◆ ASSIGNMENT ◆
Please write the following entries out once more, exactly.

◆ DATA ◆
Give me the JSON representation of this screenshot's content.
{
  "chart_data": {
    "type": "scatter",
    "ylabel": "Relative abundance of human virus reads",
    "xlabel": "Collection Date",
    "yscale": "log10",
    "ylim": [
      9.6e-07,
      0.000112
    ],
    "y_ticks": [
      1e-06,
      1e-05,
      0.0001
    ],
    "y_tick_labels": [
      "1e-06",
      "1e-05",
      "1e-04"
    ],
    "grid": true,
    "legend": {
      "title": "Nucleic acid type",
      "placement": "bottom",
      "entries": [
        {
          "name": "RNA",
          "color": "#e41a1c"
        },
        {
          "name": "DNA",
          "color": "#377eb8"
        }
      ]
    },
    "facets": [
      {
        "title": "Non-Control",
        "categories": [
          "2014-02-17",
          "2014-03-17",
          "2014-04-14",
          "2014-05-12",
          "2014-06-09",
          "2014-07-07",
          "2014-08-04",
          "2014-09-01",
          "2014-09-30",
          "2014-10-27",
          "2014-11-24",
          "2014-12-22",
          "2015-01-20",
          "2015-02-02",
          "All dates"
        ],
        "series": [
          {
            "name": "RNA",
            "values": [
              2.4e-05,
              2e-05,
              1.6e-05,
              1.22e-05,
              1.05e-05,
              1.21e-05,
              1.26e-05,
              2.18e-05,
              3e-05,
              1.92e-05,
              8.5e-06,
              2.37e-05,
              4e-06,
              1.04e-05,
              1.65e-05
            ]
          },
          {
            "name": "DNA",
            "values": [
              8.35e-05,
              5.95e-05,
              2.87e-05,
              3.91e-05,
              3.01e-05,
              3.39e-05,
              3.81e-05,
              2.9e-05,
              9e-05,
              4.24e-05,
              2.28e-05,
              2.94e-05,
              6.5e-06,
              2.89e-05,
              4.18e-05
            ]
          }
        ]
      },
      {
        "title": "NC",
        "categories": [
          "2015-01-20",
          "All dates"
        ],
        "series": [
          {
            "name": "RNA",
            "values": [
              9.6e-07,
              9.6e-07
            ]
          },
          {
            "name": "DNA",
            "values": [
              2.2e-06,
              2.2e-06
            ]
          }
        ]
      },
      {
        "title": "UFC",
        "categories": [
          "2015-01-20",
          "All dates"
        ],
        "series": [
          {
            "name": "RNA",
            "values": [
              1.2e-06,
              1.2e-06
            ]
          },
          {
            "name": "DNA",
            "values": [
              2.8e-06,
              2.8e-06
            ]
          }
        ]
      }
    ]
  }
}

◆ SOLVED EXERCISE ◆
Give me the JSON representation of this screenshot's content.
{
  "chart_data": {
    "type": "scatter",
    "ylabel": "Relative abundance of human virus reads",
    "xlabel": "Collection Date",
    "yscale": "log10",
    "ylim": [
      9.6e-07,
      0.000112
    ],
    "y_ticks": [
      1e-06,
      1e-05,
      0.0001
    ],
    "y_tick_labels": [
      "1e-06",
      "1e-05",
      "1e-04"
    ],
    "grid": true,
    "legend": {
      "title": "Nucleic acid type",
      "placement": "bottom",
      "entries": [
        {
          "name": "RNA",
          "color": "#e41a1c"
        },
        {
          "name": "DNA",
          "color": "#377eb8"
        }
      ]
    },
    "facets": [
      {
        "title": "Non-Control",
        "categories": [
          "2014-02-17",
          "2014-03-17",
          "2014-04-14",
          "2014-05-12",
          "2014-06-09",
          "2014-07-07",
          "2014-08-04",
          "2014-09-01",
          "2014-09-30",
          "2014-10-27",
          "2014-11-24",
          "2014-12-22",
          "2015-01-20",
          "2015-02-02",
          "All dates"
        ],
        "series": [
          {
            "name": "RNA",
            "values": [
              2.4e-05,
              2e-05,
              1.6e-05,
              1.22e-05,
              1.05e-05,
              1.21e-05,
              1.26e-05,
              2.18e-05,
              3e-05,
              1.92e-05,
              8.5e-06,
              2.37e-05,
              4e-06,
              1.04e-05,
              1.65e-05
            ]
          },
          {
            "name": "DNA",
            "values": [
              8.35e-05,
              5.95e-05,
              2.87e-05,
              3.91e-05,
              3.01e-05,
              3.39e-05,
              3.81e-05,
              2.9e-05,
              9e-05,
              4.24e-05,
              2.28e-05,
              2.94e-05,
              6.5e-06,
              2.89e-05,
              4.18e-05
            ]
          }
        ]
      },
      {
        "title": "NC",
        "categories": [
          "2015-01-20",
          "All dates"
        ],
        "series": [
          {
            "name": "RNA",
            "values": [
              9.6e-07,
              9.6e-07
            ]
          },
          {
            "name": "DNA",
            "values": [
              2.2e-06,
              2.2e-06
            ]
          }
        ]
      },
      {
        "title": "UFC",
        "categories": [
          "2015-01-20",
          "All dates"
        ],
        "series": [
          {
            "name": "RNA",
            "values": [
              1.2e-06,
              1.2e-06
            ]
          },
          {
            "name": "DNA",
            "values": [
              2.8e-06,
              2.8e-06
            ]
          }
        ]
      }
    ]
  }
}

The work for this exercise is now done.